How to complete this task: Each record is to be copied exactly, with its pictures left behind.

Supplied data:
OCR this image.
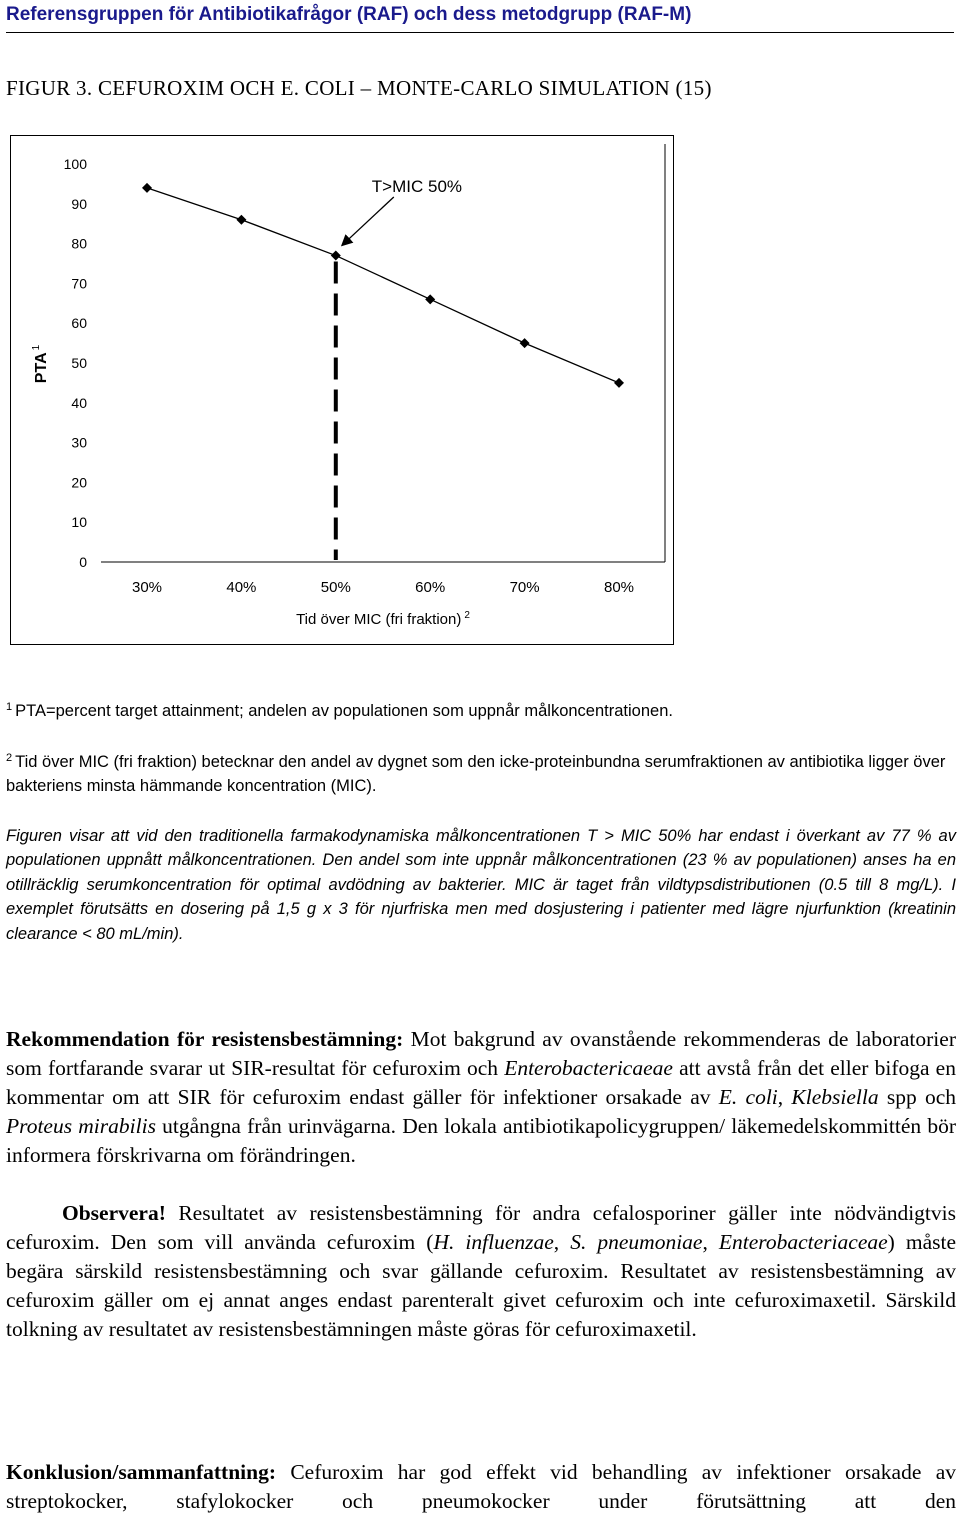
Referensgruppen för Antibiotikafrågor (RAF) och dess metodgrupp (RAF-M)
FIGUR 3. CEFUROXIM OCH E. COLI – MONTE-CARLO SIMULATION (15)
0
10
20
30
40
50
60
70
80
90
100
30%	40%	50%	60%	70%	80%
T>MIC 50%
Tid över MIC (fri fraktion) $^2$
PTA$^1$
$^1$ PTA=percent target attainment; andelen av populationen som uppnår målkoncentrationen.
$^2$ Tid över MIC (fri fraktion) betecknar den andel av dygnet som den icke-proteinbundna serumfraktionen av antibiotika ligger över bakteriens minsta hämmande koncentration (MIC).
Figuren visar att vid den traditionella farmakodynamiska målkoncentrationen T > MIC 50% har endast i överkant av 77 % av populationen uppnått målkoncentrationen. Den andel som inte uppnår målkoncentrationen (23 % av populationen) anses ha en otillräcklig serumkoncentration för optimal avdödning av bakterier. MIC är taget från vildtypsdistributionen (0.5 till 8 mg/L). I exemplet förutsätts en dosering på 1,5 g x 3 för njurfriska men med dosjustering i patienter med lägre njurfunktion (kreatinin clearance < 80 mL/min).
Rekommendation för resistensbestämning: Mot bakgrund av ovanstående rekommenderas de laboratorier som fortfarande svarar ut SIR-resultat för cefuroxim och Enterobactericaeae att avstå från det eller bifoga en kommentar om att SIR för cefuroxim endast gäller för infektioner orsakade av E. coli, Klebsiella spp och Proteus mirabilis utgångna från urinvägarna. Den lokala antibiotikapolicygruppen/ läkemedelskommittén bör informera förskrivarna om förändringen.
Observera! Resultatet av resistensbestämning för andra cefalosporiner gäller inte nödvändigtvis cefuroxim. Den som vill använda cefuroxim (H. influenzae, S. pneumoniae, Enterobacteriaceae) måste begära särskild resistensbestämning och svar gällande cefuroxim. Resultatet av resistensbestämning av cefuroxim gäller om ej annat anges endast parenteralt givet cefuroxim och inte cefuroximaxetil. Särskild tolkning av resultatet av resistensbestämningen måste göras för cefuroximaxetil.
Konklusion/sammanfattning: Cefuroxim har god effekt vid behandling av infektioner orsakade av streptokocker, stafylokocker och pneumokocker under förutsättning att den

Response to the exercise:
OCR this image.
Referensgruppen för Antibiotikafrågor (RAF) och dess metodgrupp (RAF-M)
FIGUR 3. CEFUROXIM OCH E. COLI – MONTE-CARLO SIMULATION (15)
0
10
20
30
40
50
60
70
80
90
100
30%	40%	50%	60%	70%	80%
T>MIC 50%
Tid över MIC (fri fraktion) $^2$
PTA$^1$
$^1$ PTA=percent target attainment; andelen av populationen som uppnår målkoncentrationen.
$^2$ Tid över MIC (fri fraktion) betecknar den andel av dygnet som den icke-proteinbundna serumfraktionen av antibiotika ligger över bakteriens minsta hämmande koncentration (MIC).
Figuren visar att vid den traditionella farmakodynamiska målkoncentrationen T > MIC 50% har endast i överkant av 77 % av populationen uppnått målkoncentrationen. Den andel som inte uppnår målkoncentrationen (23 % av populationen) anses ha en otillräcklig serumkoncentration för optimal avdödning av bakterier. MIC är taget från vildtypsdistributionen (0.5 till 8 mg/L). I exemplet förutsätts en dosering på 1,5 g x 3 för njurfriska men med dosjustering i patienter med lägre njurfunktion (kreatinin clearance < 80 mL/min).
Rekommendation för resistensbestämning: Mot bakgrund av ovanstående rekommenderas de laboratorier som fortfarande svarar ut SIR-resultat för cefuroxim och Enterobactericaeae att avstå från det eller bifoga en kommentar om att SIR för cefuroxim endast gäller för infektioner orsakade av E. coli, Klebsiella spp och Proteus mirabilis utgångna från urinvägarna. Den lokala antibiotikapolicygruppen/ läkemedelskommittén bör informera förskrivarna om förändringen.
Observera! Resultatet av resistensbestämning för andra cefalosporiner gäller inte nödvändigtvis cefuroxim. Den som vill använda cefuroxim (H. influenzae, S. pneumoniae, Enterobacteriaceae) måste begära särskild resistensbestämning och svar gällande cefuroxim. Resultatet av resistensbestämning av cefuroxim gäller om ej annat anges endast parenteralt givet cefuroxim och inte cefuroximaxetil. Särskild tolkning av resultatet av resistensbestämningen måste göras för cefuroximaxetil.
Konklusion/sammanfattning: Cefuroxim har god effekt vid behandling av infektioner orsakade av streptokocker, stafylokocker och pneumokocker under förutsättning att den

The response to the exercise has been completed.